■ **What to work on**
Copy the items word for word, starting at the very first line and ending with the line that contains "Localize each UI". Leave the pictures out of your copy.

■ **Input records**
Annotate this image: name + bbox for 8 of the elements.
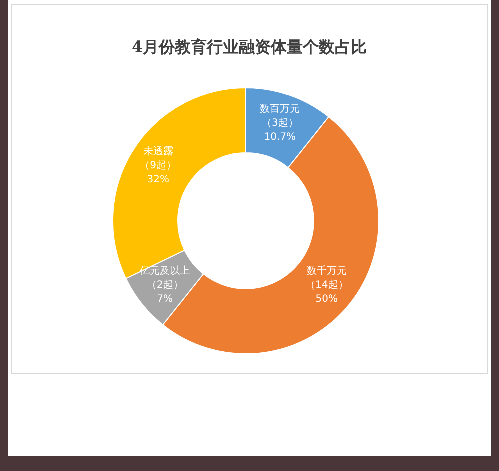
data-label: （14起） 50%	[306, 279, 348, 306]
slice-label: 数千万元	[306, 265, 347, 278]
chart-title: 4月份教育行业融资体量个数占比	[132, 38, 368, 56]
slice-label: 数百万元	[260, 104, 300, 115]
data-label: （9起） 32%	[140, 159, 177, 186]
data-label: （2起） 7%	[146, 279, 184, 306]
data-label: （3起） 10.7%	[262, 116, 298, 143]
slice-label: 未透露	[143, 145, 174, 158]
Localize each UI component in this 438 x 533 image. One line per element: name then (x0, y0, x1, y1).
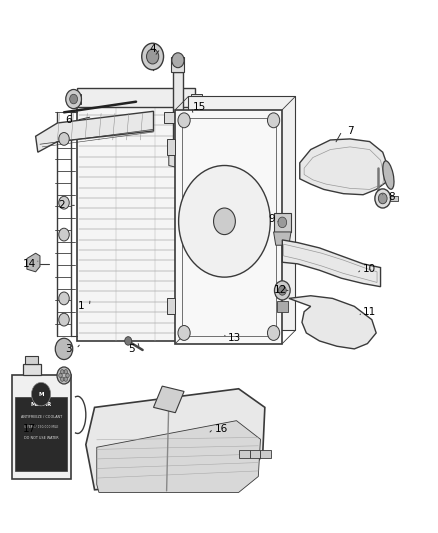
Bar (15, 397, 67, 471)
Polygon shape (153, 386, 184, 413)
Circle shape (66, 373, 69, 377)
Circle shape (268, 326, 280, 341)
Circle shape (179, 165, 270, 277)
Polygon shape (226, 171, 232, 212)
Circle shape (275, 281, 290, 300)
Text: 15: 15 (193, 102, 206, 112)
Circle shape (178, 326, 190, 341)
Text: 12: 12 (273, 286, 287, 295)
Text: 13: 13 (228, 333, 241, 343)
Bar (191, 94, 201, 104)
Circle shape (172, 53, 184, 68)
Bar (389, 196, 398, 201)
Bar (239, 450, 250, 458)
Bar (171, 56, 184, 72)
Polygon shape (191, 221, 214, 256)
Text: 8: 8 (388, 192, 395, 203)
Text: 5: 5 (128, 344, 135, 354)
Polygon shape (183, 212, 217, 220)
Bar (183, 136, 189, 144)
Bar (175, 110, 283, 344)
Text: 2: 2 (59, 200, 65, 211)
Polygon shape (166, 139, 175, 155)
Text: 4: 4 (149, 44, 156, 53)
Circle shape (378, 193, 387, 204)
Circle shape (147, 49, 159, 64)
Circle shape (55, 338, 73, 360)
Bar (173, 72, 183, 158)
Text: 11: 11 (363, 306, 376, 317)
Text: 14: 14 (22, 259, 36, 269)
Bar (71, 94, 81, 104)
Polygon shape (300, 139, 389, 195)
Circle shape (178, 113, 190, 128)
Polygon shape (169, 150, 191, 171)
Polygon shape (224, 234, 253, 262)
Bar (250, 450, 261, 458)
Circle shape (32, 383, 51, 406)
Bar (22, 364, 41, 375)
Circle shape (59, 373, 62, 377)
Polygon shape (289, 296, 376, 349)
Circle shape (375, 189, 391, 208)
Circle shape (57, 367, 71, 384)
Text: MOPAR: MOPAR (31, 402, 52, 407)
Circle shape (59, 228, 69, 241)
Circle shape (64, 377, 67, 381)
Bar (188, 96, 295, 330)
Polygon shape (196, 180, 224, 208)
Circle shape (59, 196, 69, 209)
Polygon shape (277, 301, 288, 312)
Circle shape (64, 370, 67, 374)
Bar (183, 126, 189, 134)
Polygon shape (35, 111, 153, 152)
Circle shape (60, 370, 64, 374)
Circle shape (278, 217, 287, 228)
Polygon shape (86, 389, 265, 490)
Polygon shape (164, 112, 191, 123)
Bar (25, 356, 38, 364)
Text: 16: 16 (215, 424, 228, 434)
Circle shape (59, 292, 69, 305)
Polygon shape (217, 231, 223, 271)
Circle shape (59, 313, 69, 326)
Text: 7: 7 (346, 126, 353, 136)
Text: DO NOT USE WATER: DO NOT USE WATER (24, 435, 58, 440)
Text: 5 YEAR / 150,000 MILE: 5 YEAR / 150,000 MILE (24, 425, 58, 429)
Polygon shape (97, 421, 261, 492)
Polygon shape (274, 213, 291, 232)
Bar (77, 88, 195, 107)
Polygon shape (274, 232, 291, 245)
Ellipse shape (383, 161, 394, 189)
Polygon shape (283, 240, 381, 287)
Text: M: M (39, 392, 44, 397)
Text: 1: 1 (78, 301, 85, 311)
Circle shape (268, 113, 280, 128)
Text: ANTIFREEZE / COOLANT: ANTIFREEZE / COOLANT (21, 415, 62, 419)
Bar (77, 107, 195, 341)
Text: 9: 9 (268, 214, 275, 224)
Polygon shape (166, 298, 175, 314)
Bar (182, 118, 276, 336)
Circle shape (60, 377, 64, 381)
Polygon shape (27, 253, 40, 272)
Circle shape (125, 337, 132, 345)
Text: 10: 10 (363, 264, 376, 274)
Circle shape (142, 43, 163, 70)
Bar (12, 375, 71, 479)
Bar (261, 450, 272, 458)
Circle shape (70, 94, 78, 104)
Circle shape (59, 133, 69, 146)
Polygon shape (235, 187, 258, 221)
Circle shape (214, 208, 235, 235)
Circle shape (279, 286, 286, 295)
Text: 6: 6 (65, 115, 72, 125)
Polygon shape (232, 223, 266, 231)
Circle shape (66, 90, 81, 109)
Text: 3: 3 (65, 344, 72, 354)
Text: 17: 17 (22, 424, 36, 434)
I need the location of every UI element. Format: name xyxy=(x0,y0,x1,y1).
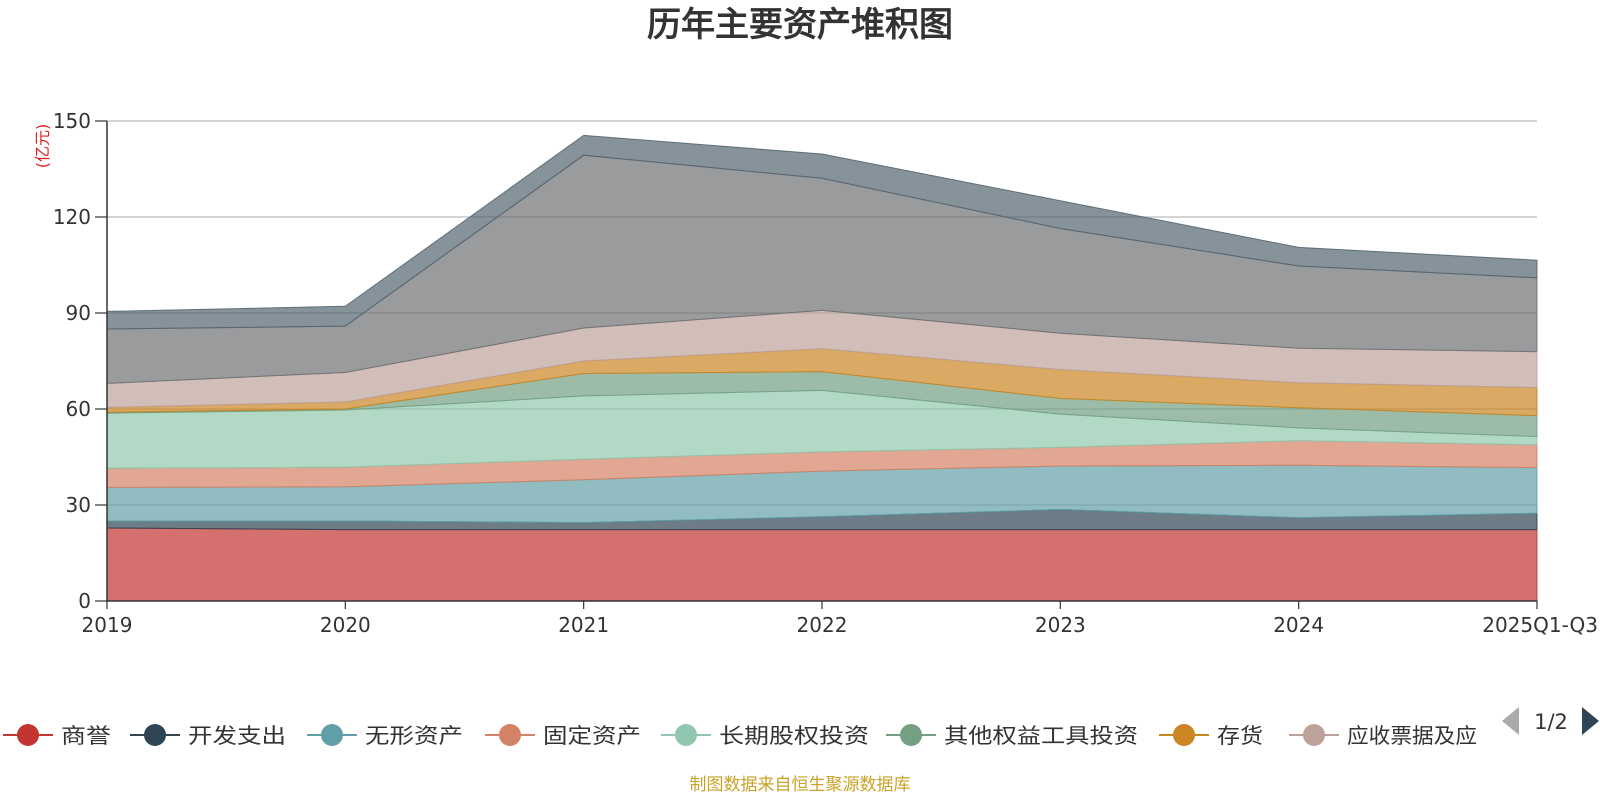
legend-circle-icon xyxy=(144,724,166,746)
legend-item[interactable]: 开发支出 xyxy=(130,724,286,748)
y-tick-label: 150 xyxy=(53,109,91,133)
legend-item[interactable]: 无形资产 xyxy=(307,724,463,748)
axes: 2019 2020 2021 2022 2023 2024 2025Q1-Q3 xyxy=(82,121,1598,637)
y-tick-label: 0 xyxy=(78,589,91,613)
legend-label: 长期股权投资 xyxy=(719,724,869,748)
legend-circle-icon xyxy=(499,724,521,746)
legend-prev-page-icon[interactable] xyxy=(1502,707,1519,735)
legend-circle-icon xyxy=(675,724,697,746)
source-note: 制图数据来自恒生聚源数据库 xyxy=(690,775,911,795)
legend-circle-icon xyxy=(321,724,343,746)
chart-title: 历年主要资产堆积图 xyxy=(647,5,953,45)
legend-item[interactable]: 应收票据及应 xyxy=(1289,724,1477,748)
legend: 商誉 开发支出 无形资产 固定资产 长期股权投资 其他权益工具投资 存货 应收票据及应 1/2 xyxy=(3,707,1599,748)
legend-label: 其他权益工具投资 xyxy=(944,724,1138,748)
legend-label: 应收票据及应 xyxy=(1347,724,1477,748)
x-tick-label: 2025Q1-Q3 xyxy=(1482,613,1598,637)
legend-label: 存货 xyxy=(1217,724,1263,748)
x-tick-label: 2021 xyxy=(558,613,609,637)
legend-label: 无形资产 xyxy=(365,724,463,748)
legend-circle-icon xyxy=(1173,724,1195,746)
legend-item[interactable]: 其他权益工具投资 xyxy=(886,724,1138,748)
legend-item[interactable]: 商誉 xyxy=(3,724,111,748)
y-tick-label: 90 xyxy=(66,301,91,325)
legend-circle-icon xyxy=(1303,724,1325,746)
legend-label: 固定资产 xyxy=(543,724,641,748)
legend-label: 商誉 xyxy=(61,724,111,748)
legend-label: 开发支出 xyxy=(188,724,286,748)
area-series-group xyxy=(106,134,1538,602)
legend-item[interactable]: 固定资产 xyxy=(485,724,641,748)
x-tick-label: 2024 xyxy=(1273,613,1324,637)
y-axis-unit-label: (亿元) xyxy=(33,124,52,169)
legend-items: 商誉 开发支出 无形资产 固定资产 长期股权投资 其他权益工具投资 存货 应收票据及应 xyxy=(3,724,1477,748)
area-series-10 xyxy=(106,134,1538,330)
y-tick-label: 60 xyxy=(66,397,91,421)
x-tick-label: 2019 xyxy=(82,613,133,637)
x-tick-label: 2022 xyxy=(797,613,848,637)
legend-next-page-icon[interactable] xyxy=(1582,707,1599,735)
y-tick-label: 30 xyxy=(66,493,91,517)
legend-page-indicator: 1/2 xyxy=(1534,710,1568,734)
legend-circle-icon xyxy=(17,724,39,746)
area-series-1 xyxy=(106,527,1538,602)
x-tick-label: 2020 xyxy=(320,613,371,637)
x-tick-label: 2023 xyxy=(1035,613,1086,637)
legend-circle-icon xyxy=(900,724,922,746)
legend-item[interactable]: 长期股权投资 xyxy=(661,724,869,748)
legend-item[interactable]: 存货 xyxy=(1159,724,1263,748)
y-tick-label: 120 xyxy=(53,205,91,229)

■ **Full solution**
Annotate this image: name + bbox for 8 of the elements.
data-label: （14起） 50%	[306, 279, 348, 306]
slice-label: 数千万元	[306, 265, 347, 278]
chart-title: 4月份教育行业融资体量个数占比	[132, 38, 368, 56]
slice-label: 数百万元	[260, 104, 300, 115]
data-label: （9起） 32%	[140, 159, 177, 186]
data-label: （2起） 7%	[146, 279, 184, 306]
data-label: （3起） 10.7%	[262, 116, 298, 143]
slice-label: 未透露	[143, 145, 174, 158]
Localize each UI component in this 438 x 533 image. One line per element: name then (x0, y0, x1, y1).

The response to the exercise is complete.